DATA RECORDS »
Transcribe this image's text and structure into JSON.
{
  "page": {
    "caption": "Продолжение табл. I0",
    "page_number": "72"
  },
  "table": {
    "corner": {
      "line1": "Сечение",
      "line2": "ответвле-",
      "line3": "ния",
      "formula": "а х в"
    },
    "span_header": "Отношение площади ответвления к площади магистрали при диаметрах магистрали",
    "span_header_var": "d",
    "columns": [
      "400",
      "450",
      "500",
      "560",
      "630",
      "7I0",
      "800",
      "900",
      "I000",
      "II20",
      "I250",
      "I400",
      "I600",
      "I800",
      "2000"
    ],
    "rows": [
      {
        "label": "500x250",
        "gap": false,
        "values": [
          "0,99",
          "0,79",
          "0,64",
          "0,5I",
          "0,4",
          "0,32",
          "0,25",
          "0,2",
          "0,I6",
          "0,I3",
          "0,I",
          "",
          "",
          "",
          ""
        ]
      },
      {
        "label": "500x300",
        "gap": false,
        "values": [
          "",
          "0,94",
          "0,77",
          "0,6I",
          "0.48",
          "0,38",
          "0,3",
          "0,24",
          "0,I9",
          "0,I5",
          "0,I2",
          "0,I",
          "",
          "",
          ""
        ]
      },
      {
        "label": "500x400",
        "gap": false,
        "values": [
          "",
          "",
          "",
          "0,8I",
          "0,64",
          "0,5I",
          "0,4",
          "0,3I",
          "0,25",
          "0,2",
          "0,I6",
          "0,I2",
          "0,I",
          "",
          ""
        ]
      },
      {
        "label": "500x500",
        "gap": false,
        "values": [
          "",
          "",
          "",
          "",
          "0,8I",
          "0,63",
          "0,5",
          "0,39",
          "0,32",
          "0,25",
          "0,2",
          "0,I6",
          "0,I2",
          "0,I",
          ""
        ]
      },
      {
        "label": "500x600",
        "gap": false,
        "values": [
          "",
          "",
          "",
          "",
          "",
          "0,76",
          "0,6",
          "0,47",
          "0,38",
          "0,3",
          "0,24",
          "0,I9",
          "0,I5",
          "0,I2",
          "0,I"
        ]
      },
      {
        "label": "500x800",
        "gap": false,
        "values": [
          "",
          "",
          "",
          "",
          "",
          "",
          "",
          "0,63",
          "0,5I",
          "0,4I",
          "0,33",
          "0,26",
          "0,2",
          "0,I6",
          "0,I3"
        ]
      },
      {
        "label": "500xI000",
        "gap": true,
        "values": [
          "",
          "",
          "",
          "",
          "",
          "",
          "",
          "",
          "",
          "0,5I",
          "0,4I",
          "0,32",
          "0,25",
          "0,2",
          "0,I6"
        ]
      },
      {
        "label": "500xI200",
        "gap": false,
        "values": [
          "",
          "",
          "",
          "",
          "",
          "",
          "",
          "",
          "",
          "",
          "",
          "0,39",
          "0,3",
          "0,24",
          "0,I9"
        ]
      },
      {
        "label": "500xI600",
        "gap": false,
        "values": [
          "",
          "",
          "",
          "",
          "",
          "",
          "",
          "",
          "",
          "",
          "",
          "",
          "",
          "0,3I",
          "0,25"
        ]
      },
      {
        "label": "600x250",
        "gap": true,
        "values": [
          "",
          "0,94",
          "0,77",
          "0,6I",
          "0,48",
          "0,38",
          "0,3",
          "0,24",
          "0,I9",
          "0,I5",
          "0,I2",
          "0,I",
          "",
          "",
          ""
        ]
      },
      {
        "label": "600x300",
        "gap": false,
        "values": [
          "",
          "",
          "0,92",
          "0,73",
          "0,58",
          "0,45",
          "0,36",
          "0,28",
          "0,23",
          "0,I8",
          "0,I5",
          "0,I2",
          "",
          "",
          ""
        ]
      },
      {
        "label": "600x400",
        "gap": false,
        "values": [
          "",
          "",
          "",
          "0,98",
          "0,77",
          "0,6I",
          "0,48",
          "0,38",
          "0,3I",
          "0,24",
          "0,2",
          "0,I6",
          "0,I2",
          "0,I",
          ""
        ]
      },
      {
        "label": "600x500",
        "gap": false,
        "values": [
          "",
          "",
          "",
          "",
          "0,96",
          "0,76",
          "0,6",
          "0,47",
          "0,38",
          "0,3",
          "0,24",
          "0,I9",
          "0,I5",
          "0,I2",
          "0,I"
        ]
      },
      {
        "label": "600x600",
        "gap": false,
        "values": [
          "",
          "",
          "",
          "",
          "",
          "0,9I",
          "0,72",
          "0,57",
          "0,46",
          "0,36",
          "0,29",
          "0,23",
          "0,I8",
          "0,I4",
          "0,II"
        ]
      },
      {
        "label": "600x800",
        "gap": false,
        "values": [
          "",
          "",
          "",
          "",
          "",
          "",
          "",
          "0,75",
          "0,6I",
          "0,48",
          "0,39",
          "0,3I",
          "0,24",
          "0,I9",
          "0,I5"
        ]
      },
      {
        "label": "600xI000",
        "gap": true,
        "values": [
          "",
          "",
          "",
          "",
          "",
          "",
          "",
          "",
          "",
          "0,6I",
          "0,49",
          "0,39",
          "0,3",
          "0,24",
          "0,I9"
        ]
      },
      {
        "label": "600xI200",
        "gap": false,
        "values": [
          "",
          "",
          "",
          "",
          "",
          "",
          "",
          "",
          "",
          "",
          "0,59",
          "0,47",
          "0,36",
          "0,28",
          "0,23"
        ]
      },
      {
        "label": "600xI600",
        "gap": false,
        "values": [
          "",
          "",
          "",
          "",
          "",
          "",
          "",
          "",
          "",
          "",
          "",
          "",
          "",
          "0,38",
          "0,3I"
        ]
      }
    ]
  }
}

DIRECTION »
Reproduce each line verbatim.

WRITTEN ANSWER »
Transcribe this image's text and structure into JSON.
{
  "page": {
    "caption": "Продолжение табл. I0",
    "page_number": "72"
  },
  "table": {
    "corner": {
      "line1": "Сечение",
      "line2": "ответвле-",
      "line3": "ния",
      "formula": "а х в"
    },
    "span_header": "Отношение площади ответвления к площади магистрали при диаметрах магистрали",
    "span_header_var": "d",
    "columns": [
      "400",
      "450",
      "500",
      "560",
      "630",
      "7I0",
      "800",
      "900",
      "I000",
      "II20",
      "I250",
      "I400",
      "I600",
      "I800",
      "2000"
    ],
    "rows": [
      {
        "label": "500x250",
        "gap": false,
        "values": [
          "0,99",
          "0,79",
          "0,64",
          "0,5I",
          "0,4",
          "0,32",
          "0,25",
          "0,2",
          "0,I6",
          "0,I3",
          "0,I",
          "",
          "",
          "",
          ""
        ]
      },
      {
        "label": "500x300",
        "gap": false,
        "values": [
          "",
          "0,94",
          "0,77",
          "0,6I",
          "0.48",
          "0,38",
          "0,3",
          "0,24",
          "0,I9",
          "0,I5",
          "0,I2",
          "0,I",
          "",
          "",
          ""
        ]
      },
      {
        "label": "500x400",
        "gap": false,
        "values": [
          "",
          "",
          "",
          "0,8I",
          "0,64",
          "0,5I",
          "0,4",
          "0,3I",
          "0,25",
          "0,2",
          "0,I6",
          "0,I2",
          "0,I",
          "",
          ""
        ]
      },
      {
        "label": "500x500",
        "gap": false,
        "values": [
          "",
          "",
          "",
          "",
          "0,8I",
          "0,63",
          "0,5",
          "0,39",
          "0,32",
          "0,25",
          "0,2",
          "0,I6",
          "0,I2",
          "0,I",
          ""
        ]
      },
      {
        "label": "500x600",
        "gap": false,
        "values": [
          "",
          "",
          "",
          "",
          "",
          "0,76",
          "0,6",
          "0,47",
          "0,38",
          "0,3",
          "0,24",
          "0,I9",
          "0,I5",
          "0,I2",
          "0,I"
        ]
      },
      {
        "label": "500x800",
        "gap": false,
        "values": [
          "",
          "",
          "",
          "",
          "",
          "",
          "",
          "0,63",
          "0,5I",
          "0,4I",
          "0,33",
          "0,26",
          "0,2",
          "0,I6",
          "0,I3"
        ]
      },
      {
        "label": "500xI000",
        "gap": true,
        "values": [
          "",
          "",
          "",
          "",
          "",
          "",
          "",
          "",
          "",
          "0,5I",
          "0,4I",
          "0,32",
          "0,25",
          "0,2",
          "0,I6"
        ]
      },
      {
        "label": "500xI200",
        "gap": false,
        "values": [
          "",
          "",
          "",
          "",
          "",
          "",
          "",
          "",
          "",
          "",
          "",
          "0,39",
          "0,3",
          "0,24",
          "0,I9"
        ]
      },
      {
        "label": "500xI600",
        "gap": false,
        "values": [
          "",
          "",
          "",
          "",
          "",
          "",
          "",
          "",
          "",
          "",
          "",
          "",
          "",
          "0,3I",
          "0,25"
        ]
      },
      {
        "label": "600x250",
        "gap": true,
        "values": [
          "",
          "0,94",
          "0,77",
          "0,6I",
          "0,48",
          "0,38",
          "0,3",
          "0,24",
          "0,I9",
          "0,I5",
          "0,I2",
          "0,I",
          "",
          "",
          ""
        ]
      },
      {
        "label": "600x300",
        "gap": false,
        "values": [
          "",
          "",
          "0,92",
          "0,73",
          "0,58",
          "0,45",
          "0,36",
          "0,28",
          "0,23",
          "0,I8",
          "0,I5",
          "0,I2",
          "",
          "",
          ""
        ]
      },
      {
        "label": "600x400",
        "gap": false,
        "values": [
          "",
          "",
          "",
          "0,98",
          "0,77",
          "0,6I",
          "0,48",
          "0,38",
          "0,3I",
          "0,24",
          "0,2",
          "0,I6",
          "0,I2",
          "0,I",
          ""
        ]
      },
      {
        "label": "600x500",
        "gap": false,
        "values": [
          "",
          "",
          "",
          "",
          "0,96",
          "0,76",
          "0,6",
          "0,47",
          "0,38",
          "0,3",
          "0,24",
          "0,I9",
          "0,I5",
          "0,I2",
          "0,I"
        ]
      },
      {
        "label": "600x600",
        "gap": false,
        "values": [
          "",
          "",
          "",
          "",
          "",
          "0,9I",
          "0,72",
          "0,57",
          "0,46",
          "0,36",
          "0,29",
          "0,23",
          "0,I8",
          "0,I4",
          "0,II"
        ]
      },
      {
        "label": "600x800",
        "gap": false,
        "values": [
          "",
          "",
          "",
          "",
          "",
          "",
          "",
          "0,75",
          "0,6I",
          "0,48",
          "0,39",
          "0,3I",
          "0,24",
          "0,I9",
          "0,I5"
        ]
      },
      {
        "label": "600xI000",
        "gap": true,
        "values": [
          "",
          "",
          "",
          "",
          "",
          "",
          "",
          "",
          "",
          "0,6I",
          "0,49",
          "0,39",
          "0,3",
          "0,24",
          "0,I9"
        ]
      },
      {
        "label": "600xI200",
        "gap": false,
        "values": [
          "",
          "",
          "",
          "",
          "",
          "",
          "",
          "",
          "",
          "",
          "0,59",
          "0,47",
          "0,36",
          "0,28",
          "0,23"
        ]
      },
      {
        "label": "600xI600",
        "gap": false,
        "values": [
          "",
          "",
          "",
          "",
          "",
          "",
          "",
          "",
          "",
          "",
          "",
          "",
          "",
          "0,38",
          "0,3I"
        ]
      }
    ]
  }
}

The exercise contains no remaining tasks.